═══ Input for this task

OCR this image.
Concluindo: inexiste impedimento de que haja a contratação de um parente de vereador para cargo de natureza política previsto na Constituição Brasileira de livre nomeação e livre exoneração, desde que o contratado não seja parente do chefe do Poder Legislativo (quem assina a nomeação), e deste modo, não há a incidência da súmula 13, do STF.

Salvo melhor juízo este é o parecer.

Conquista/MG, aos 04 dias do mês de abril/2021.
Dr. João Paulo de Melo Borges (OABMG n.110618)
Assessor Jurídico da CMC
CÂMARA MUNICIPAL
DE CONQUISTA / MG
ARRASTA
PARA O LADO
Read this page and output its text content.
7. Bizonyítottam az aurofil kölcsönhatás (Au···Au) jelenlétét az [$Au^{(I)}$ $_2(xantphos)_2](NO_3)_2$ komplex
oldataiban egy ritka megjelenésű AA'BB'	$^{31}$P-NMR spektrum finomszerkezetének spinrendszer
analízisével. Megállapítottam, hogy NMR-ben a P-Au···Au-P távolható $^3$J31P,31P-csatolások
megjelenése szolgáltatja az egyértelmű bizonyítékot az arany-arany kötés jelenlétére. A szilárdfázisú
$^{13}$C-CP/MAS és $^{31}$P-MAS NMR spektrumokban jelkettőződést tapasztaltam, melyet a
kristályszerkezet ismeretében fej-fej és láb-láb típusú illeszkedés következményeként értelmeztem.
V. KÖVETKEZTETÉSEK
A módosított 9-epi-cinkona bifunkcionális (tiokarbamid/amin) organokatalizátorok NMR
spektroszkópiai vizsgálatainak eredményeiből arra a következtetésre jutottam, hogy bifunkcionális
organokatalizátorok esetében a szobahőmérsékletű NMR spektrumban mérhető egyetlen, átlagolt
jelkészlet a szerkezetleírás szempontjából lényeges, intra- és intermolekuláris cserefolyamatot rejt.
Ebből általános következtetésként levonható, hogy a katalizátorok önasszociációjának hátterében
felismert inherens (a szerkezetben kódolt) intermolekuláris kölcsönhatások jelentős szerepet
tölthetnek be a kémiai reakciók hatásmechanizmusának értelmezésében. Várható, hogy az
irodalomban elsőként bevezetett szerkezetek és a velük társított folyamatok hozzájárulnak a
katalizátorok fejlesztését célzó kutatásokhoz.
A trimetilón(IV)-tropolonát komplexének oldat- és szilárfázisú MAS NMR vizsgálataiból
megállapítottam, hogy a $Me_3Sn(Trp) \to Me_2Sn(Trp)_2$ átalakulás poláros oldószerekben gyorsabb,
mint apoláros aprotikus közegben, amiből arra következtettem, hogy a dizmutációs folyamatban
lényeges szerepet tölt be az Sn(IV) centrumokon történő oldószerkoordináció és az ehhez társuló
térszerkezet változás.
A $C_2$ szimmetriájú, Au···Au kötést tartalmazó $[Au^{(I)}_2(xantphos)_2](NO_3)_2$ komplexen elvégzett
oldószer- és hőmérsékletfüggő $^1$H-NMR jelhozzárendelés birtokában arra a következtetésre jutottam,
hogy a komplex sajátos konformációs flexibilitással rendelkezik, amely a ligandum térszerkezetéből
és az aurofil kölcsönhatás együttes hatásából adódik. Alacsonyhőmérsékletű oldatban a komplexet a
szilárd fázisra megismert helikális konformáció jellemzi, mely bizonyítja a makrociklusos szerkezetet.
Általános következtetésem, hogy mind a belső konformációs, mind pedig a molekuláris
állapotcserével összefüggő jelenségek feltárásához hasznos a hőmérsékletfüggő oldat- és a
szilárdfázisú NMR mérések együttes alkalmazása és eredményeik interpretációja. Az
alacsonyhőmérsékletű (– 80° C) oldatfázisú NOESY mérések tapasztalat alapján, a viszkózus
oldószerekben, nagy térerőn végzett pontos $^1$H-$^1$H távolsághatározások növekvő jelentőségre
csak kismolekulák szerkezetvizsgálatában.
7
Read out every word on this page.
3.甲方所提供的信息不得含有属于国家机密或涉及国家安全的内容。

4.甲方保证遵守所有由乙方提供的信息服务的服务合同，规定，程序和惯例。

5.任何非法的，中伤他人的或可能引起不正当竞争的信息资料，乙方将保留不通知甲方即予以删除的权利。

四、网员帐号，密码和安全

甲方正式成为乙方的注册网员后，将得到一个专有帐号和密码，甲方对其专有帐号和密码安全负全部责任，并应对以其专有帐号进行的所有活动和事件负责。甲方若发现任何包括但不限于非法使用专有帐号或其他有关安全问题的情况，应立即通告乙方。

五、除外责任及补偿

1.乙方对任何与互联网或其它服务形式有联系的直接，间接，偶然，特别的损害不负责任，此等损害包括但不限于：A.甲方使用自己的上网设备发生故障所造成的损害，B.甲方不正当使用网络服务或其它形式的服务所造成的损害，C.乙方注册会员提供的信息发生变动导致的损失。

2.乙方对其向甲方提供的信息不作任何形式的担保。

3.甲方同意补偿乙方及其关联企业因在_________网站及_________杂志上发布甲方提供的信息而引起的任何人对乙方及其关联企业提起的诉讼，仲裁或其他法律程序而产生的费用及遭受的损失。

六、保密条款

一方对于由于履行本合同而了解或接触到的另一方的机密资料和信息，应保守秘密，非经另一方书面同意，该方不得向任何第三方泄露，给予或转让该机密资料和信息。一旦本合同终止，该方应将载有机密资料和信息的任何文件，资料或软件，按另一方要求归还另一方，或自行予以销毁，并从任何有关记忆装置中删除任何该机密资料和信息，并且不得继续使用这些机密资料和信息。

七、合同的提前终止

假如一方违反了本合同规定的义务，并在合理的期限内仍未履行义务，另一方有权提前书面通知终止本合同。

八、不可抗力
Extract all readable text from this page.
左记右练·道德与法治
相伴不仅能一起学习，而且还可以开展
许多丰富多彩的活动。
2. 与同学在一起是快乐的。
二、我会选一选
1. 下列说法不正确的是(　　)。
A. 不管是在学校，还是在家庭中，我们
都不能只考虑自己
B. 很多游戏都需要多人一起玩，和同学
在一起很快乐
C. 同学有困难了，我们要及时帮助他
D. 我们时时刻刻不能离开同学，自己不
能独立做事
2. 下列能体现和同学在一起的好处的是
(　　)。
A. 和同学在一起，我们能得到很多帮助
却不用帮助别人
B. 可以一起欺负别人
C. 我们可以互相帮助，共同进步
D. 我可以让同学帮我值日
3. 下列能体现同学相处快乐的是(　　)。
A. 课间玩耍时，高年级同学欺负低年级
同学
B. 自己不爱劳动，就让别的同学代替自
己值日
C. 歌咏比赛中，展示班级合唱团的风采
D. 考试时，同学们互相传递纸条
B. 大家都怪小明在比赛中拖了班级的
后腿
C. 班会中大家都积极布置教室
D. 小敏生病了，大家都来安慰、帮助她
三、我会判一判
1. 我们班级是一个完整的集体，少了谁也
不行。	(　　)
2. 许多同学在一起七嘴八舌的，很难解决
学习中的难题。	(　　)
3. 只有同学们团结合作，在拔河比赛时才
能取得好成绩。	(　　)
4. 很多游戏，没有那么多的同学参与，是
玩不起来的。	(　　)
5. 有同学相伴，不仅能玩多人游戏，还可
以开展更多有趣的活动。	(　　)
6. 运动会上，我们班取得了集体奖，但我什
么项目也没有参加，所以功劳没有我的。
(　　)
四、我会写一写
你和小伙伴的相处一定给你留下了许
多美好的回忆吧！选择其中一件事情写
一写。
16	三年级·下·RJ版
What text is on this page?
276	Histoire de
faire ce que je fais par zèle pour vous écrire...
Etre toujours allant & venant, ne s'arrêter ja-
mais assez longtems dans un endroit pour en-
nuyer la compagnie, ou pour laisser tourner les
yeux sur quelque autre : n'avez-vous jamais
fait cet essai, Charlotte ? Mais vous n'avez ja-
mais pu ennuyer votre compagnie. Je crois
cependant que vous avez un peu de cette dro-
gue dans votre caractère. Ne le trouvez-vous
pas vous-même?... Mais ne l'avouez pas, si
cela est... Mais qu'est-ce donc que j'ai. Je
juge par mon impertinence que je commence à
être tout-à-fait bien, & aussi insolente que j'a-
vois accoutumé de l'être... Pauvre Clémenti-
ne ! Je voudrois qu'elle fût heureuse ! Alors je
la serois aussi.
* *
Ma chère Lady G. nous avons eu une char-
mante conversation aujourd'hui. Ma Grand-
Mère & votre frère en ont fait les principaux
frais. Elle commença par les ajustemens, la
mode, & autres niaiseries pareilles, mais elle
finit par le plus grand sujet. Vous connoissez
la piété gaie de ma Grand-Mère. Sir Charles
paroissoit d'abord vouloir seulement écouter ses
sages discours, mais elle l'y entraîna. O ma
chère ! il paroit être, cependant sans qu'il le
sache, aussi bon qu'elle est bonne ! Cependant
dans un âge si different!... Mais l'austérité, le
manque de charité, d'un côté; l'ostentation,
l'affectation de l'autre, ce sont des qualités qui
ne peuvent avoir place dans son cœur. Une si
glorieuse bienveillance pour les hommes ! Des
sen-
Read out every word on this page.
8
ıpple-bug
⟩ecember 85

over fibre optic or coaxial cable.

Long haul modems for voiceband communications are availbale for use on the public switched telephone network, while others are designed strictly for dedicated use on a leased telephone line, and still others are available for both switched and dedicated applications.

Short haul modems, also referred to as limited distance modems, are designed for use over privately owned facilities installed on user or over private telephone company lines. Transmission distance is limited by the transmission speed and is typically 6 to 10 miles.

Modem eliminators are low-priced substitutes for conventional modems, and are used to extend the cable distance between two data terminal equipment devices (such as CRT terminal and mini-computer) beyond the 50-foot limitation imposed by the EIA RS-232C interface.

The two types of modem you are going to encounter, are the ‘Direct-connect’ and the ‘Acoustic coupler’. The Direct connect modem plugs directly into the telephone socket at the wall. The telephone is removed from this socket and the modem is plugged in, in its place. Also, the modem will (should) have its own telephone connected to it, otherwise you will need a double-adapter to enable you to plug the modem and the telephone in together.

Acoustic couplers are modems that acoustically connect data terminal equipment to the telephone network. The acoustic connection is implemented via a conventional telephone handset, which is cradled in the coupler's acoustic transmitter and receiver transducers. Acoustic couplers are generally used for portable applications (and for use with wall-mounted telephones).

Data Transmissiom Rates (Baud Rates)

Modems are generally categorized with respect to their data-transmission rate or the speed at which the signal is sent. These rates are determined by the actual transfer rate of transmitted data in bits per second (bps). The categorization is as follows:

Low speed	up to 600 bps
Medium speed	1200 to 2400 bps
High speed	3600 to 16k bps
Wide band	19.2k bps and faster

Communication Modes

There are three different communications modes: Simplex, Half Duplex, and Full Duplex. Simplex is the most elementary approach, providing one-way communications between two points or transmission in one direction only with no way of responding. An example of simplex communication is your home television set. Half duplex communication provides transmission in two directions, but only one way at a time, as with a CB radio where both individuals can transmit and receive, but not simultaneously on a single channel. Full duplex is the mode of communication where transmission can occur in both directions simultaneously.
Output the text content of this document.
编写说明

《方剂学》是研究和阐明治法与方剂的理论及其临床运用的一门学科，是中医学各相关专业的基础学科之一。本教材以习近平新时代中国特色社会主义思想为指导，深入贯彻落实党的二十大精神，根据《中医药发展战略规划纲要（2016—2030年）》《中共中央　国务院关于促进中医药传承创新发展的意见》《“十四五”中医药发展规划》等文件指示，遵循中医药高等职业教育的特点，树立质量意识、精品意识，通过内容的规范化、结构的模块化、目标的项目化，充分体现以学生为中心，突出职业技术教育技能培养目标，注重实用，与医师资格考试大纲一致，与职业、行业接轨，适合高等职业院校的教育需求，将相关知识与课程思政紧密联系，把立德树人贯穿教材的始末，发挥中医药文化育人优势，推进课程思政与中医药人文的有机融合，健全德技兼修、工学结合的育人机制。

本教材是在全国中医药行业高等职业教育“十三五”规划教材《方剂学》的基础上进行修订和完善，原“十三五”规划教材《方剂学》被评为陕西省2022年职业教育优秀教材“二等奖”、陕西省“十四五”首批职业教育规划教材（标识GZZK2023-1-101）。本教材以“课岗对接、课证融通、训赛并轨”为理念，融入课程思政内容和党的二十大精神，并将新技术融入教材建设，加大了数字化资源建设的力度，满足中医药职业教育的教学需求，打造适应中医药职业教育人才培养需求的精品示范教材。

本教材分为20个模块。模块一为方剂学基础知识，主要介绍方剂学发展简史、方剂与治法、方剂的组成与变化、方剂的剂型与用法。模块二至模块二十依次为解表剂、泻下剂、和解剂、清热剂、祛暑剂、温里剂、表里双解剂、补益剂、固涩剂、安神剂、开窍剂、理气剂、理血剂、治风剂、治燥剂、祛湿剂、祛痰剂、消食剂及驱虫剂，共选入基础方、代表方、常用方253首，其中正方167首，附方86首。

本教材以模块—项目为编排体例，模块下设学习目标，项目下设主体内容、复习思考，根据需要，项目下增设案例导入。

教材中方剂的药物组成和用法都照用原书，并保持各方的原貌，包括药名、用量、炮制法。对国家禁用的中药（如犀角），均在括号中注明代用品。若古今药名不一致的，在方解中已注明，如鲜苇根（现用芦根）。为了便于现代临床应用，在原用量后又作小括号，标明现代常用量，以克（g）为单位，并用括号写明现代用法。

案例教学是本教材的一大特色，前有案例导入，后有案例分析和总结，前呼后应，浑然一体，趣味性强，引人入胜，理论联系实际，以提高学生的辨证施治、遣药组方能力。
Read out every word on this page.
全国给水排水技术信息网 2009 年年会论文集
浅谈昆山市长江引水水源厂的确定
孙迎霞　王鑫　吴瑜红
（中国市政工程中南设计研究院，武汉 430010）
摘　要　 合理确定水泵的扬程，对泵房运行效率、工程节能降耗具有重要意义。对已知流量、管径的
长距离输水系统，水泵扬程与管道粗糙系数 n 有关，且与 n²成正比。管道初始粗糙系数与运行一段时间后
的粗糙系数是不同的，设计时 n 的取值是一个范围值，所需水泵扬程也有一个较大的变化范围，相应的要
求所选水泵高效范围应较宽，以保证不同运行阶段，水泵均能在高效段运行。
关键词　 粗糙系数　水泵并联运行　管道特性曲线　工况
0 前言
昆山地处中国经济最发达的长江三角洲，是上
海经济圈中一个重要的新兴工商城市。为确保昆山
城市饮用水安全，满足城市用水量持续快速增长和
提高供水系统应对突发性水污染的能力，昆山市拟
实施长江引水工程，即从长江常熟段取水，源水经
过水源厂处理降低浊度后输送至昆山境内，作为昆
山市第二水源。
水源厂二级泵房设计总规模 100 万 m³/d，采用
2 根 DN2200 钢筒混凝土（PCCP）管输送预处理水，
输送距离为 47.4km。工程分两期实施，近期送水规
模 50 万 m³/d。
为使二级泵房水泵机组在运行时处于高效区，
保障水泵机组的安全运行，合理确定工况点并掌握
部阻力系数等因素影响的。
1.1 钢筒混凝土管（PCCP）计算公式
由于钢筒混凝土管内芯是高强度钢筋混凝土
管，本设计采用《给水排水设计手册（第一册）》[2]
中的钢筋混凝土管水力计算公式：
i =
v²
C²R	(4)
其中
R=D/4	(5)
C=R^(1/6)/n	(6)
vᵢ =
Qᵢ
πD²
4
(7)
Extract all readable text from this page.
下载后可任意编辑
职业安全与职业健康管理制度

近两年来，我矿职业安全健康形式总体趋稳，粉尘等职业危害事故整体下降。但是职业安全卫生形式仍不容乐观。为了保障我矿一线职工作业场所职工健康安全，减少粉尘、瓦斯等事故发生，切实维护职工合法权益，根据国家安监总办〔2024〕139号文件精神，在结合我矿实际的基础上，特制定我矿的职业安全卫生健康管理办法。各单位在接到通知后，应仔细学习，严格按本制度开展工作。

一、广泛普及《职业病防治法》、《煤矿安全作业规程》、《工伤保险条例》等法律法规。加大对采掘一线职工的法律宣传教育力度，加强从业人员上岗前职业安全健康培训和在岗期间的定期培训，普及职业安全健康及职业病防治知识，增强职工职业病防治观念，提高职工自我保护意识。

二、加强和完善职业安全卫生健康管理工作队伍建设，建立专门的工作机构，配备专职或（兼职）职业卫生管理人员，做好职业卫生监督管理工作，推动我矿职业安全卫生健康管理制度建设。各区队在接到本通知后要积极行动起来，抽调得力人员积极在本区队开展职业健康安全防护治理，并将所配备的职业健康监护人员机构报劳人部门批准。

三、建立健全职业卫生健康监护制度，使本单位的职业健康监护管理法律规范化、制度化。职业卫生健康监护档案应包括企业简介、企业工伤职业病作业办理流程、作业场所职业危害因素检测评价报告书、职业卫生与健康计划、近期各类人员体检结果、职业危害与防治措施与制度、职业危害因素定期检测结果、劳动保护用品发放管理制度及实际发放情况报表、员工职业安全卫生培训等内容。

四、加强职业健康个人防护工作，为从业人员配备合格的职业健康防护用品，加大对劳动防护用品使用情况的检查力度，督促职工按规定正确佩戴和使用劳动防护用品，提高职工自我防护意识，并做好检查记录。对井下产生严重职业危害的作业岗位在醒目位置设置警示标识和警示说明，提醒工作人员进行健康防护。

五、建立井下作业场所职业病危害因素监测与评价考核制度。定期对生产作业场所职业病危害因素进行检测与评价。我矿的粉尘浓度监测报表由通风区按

══════

■ **The exercise**
Scan the lines above for "fait", then copy every one that has it.

■ **Solution to this problem**
fait cet essai, Charlotte ? Mais vous n'avez ja-
être tout-à-fait bien, & aussi insolente que j'a-
Mère & votre frère en ont fait les principaux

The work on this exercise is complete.